Exercise description ▸
Leave out the pictures and copy the remaining records exactly.

Saved data entries ▸
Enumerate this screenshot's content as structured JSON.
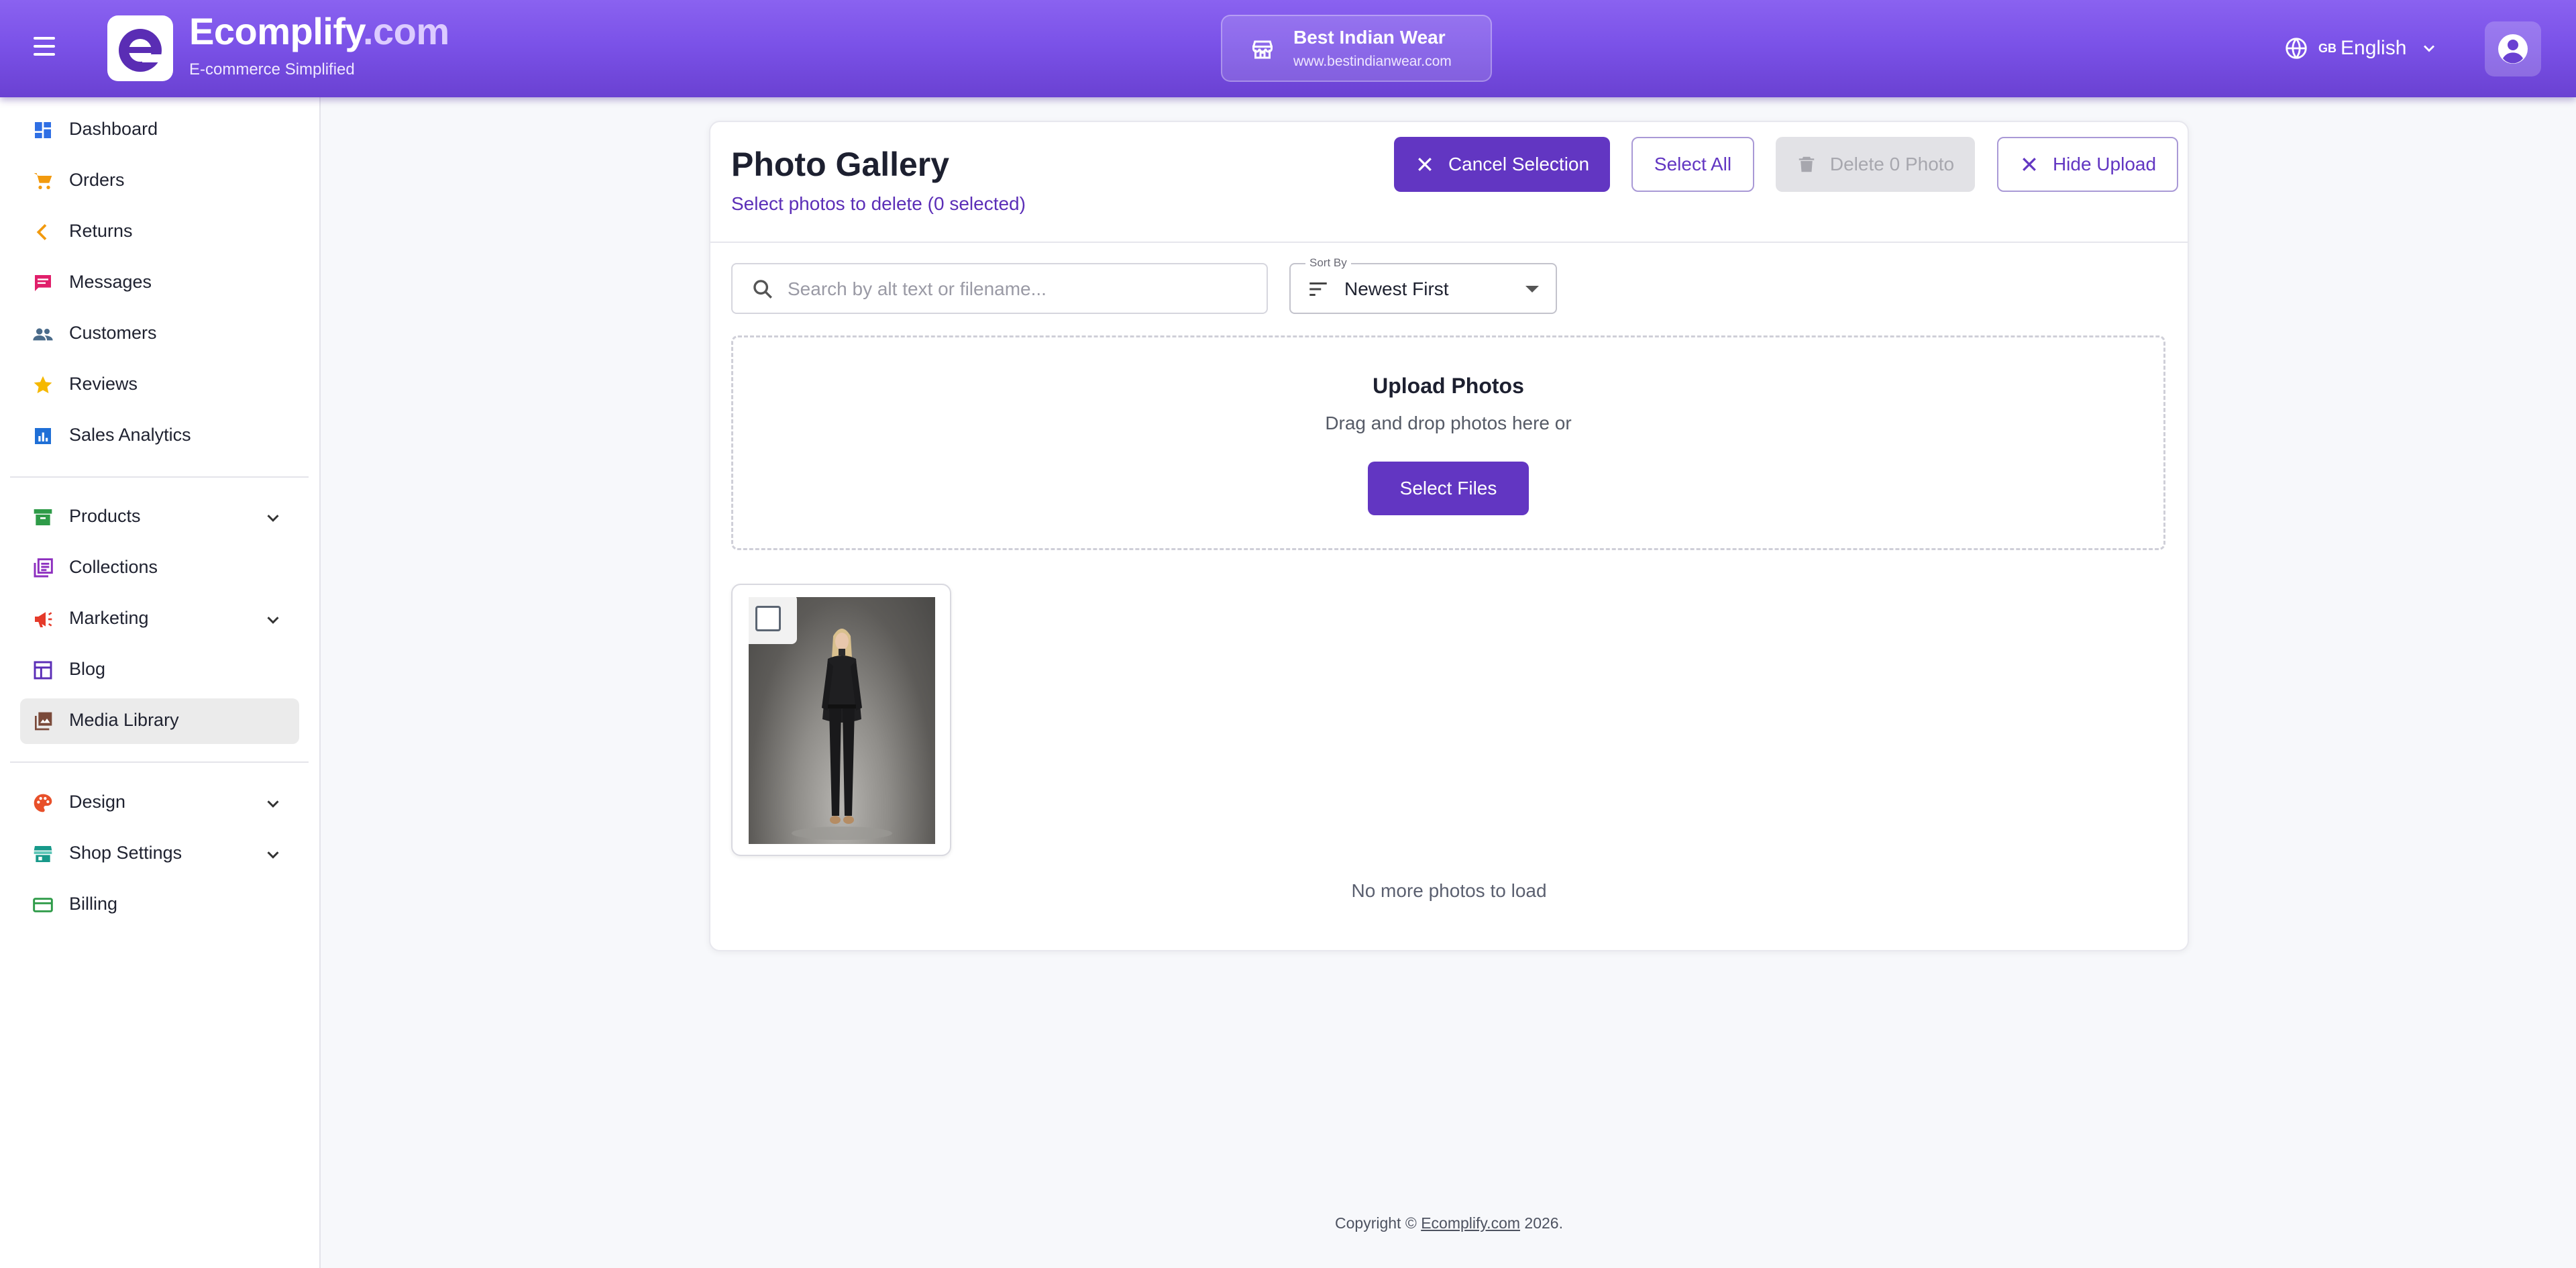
{
  "header": {
    "brand_main": "Ecomplify",
    "brand_domain": ".com",
    "tagline": "E-commerce Simplified",
    "store_name": "Best Indian Wear",
    "store_url": "www.bestindianwear.com",
    "language_flag": "GB",
    "language": "English",
    "icons": [
      "menu-icon",
      "logo-icon",
      "store-icon",
      "globe-icon",
      "chevron-down-icon",
      "account-circle-icon"
    ]
  },
  "sidebar": {
    "items": [
      {
        "label": "Dashboard",
        "icon": "dashboard-icon"
      },
      {
        "label": "Orders",
        "icon": "cart-icon"
      },
      {
        "label": "Returns",
        "icon": "chevron-left-icon"
      },
      {
        "label": "Messages",
        "icon": "message-icon"
      },
      {
        "label": "Customers",
        "icon": "people-icon"
      },
      {
        "label": "Reviews",
        "icon": "star-icon"
      },
      {
        "label": "Sales Analytics",
        "icon": "bar-chart-icon"
      },
      {
        "label": "Products",
        "icon": "archive-icon",
        "expandable": true
      },
      {
        "label": "Collections",
        "icon": "collections-icon"
      },
      {
        "label": "Marketing",
        "icon": "megaphone-icon",
        "expandable": true
      },
      {
        "label": "Blog",
        "icon": "blog-icon"
      },
      {
        "label": "Media Library",
        "icon": "photo-library-icon",
        "active": true
      },
      {
        "label": "Design",
        "icon": "palette-icon",
        "expandable": true
      },
      {
        "label": "Shop Settings",
        "icon": "storefront-icon",
        "expandable": true
      },
      {
        "label": "Billing",
        "icon": "credit-card-icon"
      }
    ]
  },
  "gallery": {
    "title": "Photo Gallery",
    "subtitle": "Select photos to delete (0 selected)",
    "cancel_label": "Cancel Selection",
    "select_all_label": "Select All",
    "delete_label": "Delete 0 Photo",
    "hide_upload_label": "Hide Upload",
    "search_placeholder": "Search by alt text or filename...",
    "sort_label": "Sort By",
    "sort_value": "Newest First",
    "upload_title": "Upload Photos",
    "upload_sub": "Drag and drop photos here or",
    "select_files_label": "Select Files",
    "no_more": "No more photos to load",
    "photos": [
      {
        "selected": false,
        "description": "woman-in-black-suit"
      }
    ]
  },
  "footer": {
    "prefix": "Copyright © ",
    "link": "Ecomplify.com",
    "suffix": " 2026."
  },
  "colors": {
    "header_gradient_start": "#8a62f0",
    "header_gradient_end": "#6a41d2",
    "primary": "#6236c2",
    "active_nav_bg": "#ebebeb"
  }
}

Expected answer ▸
Enumerate this screenshot's content as structured JSON.
{
  "header": {
    "brand_main": "Ecomplify",
    "brand_domain": ".com",
    "tagline": "E-commerce Simplified",
    "store_name": "Best Indian Wear",
    "store_url": "www.bestindianwear.com",
    "language_flag": "GB",
    "language": "English",
    "icons": [
      "menu-icon",
      "logo-icon",
      "store-icon",
      "globe-icon",
      "chevron-down-icon",
      "account-circle-icon"
    ]
  },
  "sidebar": {
    "items": [
      {
        "label": "Dashboard",
        "icon": "dashboard-icon"
      },
      {
        "label": "Orders",
        "icon": "cart-icon"
      },
      {
        "label": "Returns",
        "icon": "chevron-left-icon"
      },
      {
        "label": "Messages",
        "icon": "message-icon"
      },
      {
        "label": "Customers",
        "icon": "people-icon"
      },
      {
        "label": "Reviews",
        "icon": "star-icon"
      },
      {
        "label": "Sales Analytics",
        "icon": "bar-chart-icon"
      },
      {
        "label": "Products",
        "icon": "archive-icon",
        "expandable": true
      },
      {
        "label": "Collections",
        "icon": "collections-icon"
      },
      {
        "label": "Marketing",
        "icon": "megaphone-icon",
        "expandable": true
      },
      {
        "label": "Blog",
        "icon": "blog-icon"
      },
      {
        "label": "Media Library",
        "icon": "photo-library-icon",
        "active": true
      },
      {
        "label": "Design",
        "icon": "palette-icon",
        "expandable": true
      },
      {
        "label": "Shop Settings",
        "icon": "storefront-icon",
        "expandable": true
      },
      {
        "label": "Billing",
        "icon": "credit-card-icon"
      }
    ]
  },
  "gallery": {
    "title": "Photo Gallery",
    "subtitle": "Select photos to delete (0 selected)",
    "cancel_label": "Cancel Selection",
    "select_all_label": "Select All",
    "delete_label": "Delete 0 Photo",
    "hide_upload_label": "Hide Upload",
    "search_placeholder": "Search by alt text or filename...",
    "sort_label": "Sort By",
    "sort_value": "Newest First",
    "upload_title": "Upload Photos",
    "upload_sub": "Drag and drop photos here or",
    "select_files_label": "Select Files",
    "no_more": "No more photos to load",
    "photos": [
      {
        "selected": false,
        "description": "woman-in-black-suit"
      }
    ]
  },
  "footer": {
    "prefix": "Copyright © ",
    "link": "Ecomplify.com",
    "suffix": " 2026."
  },
  "colors": {
    "header_gradient_start": "#8a62f0",
    "header_gradient_end": "#6a41d2",
    "primary": "#6236c2",
    "active_nav_bg": "#ebebeb"
  }
}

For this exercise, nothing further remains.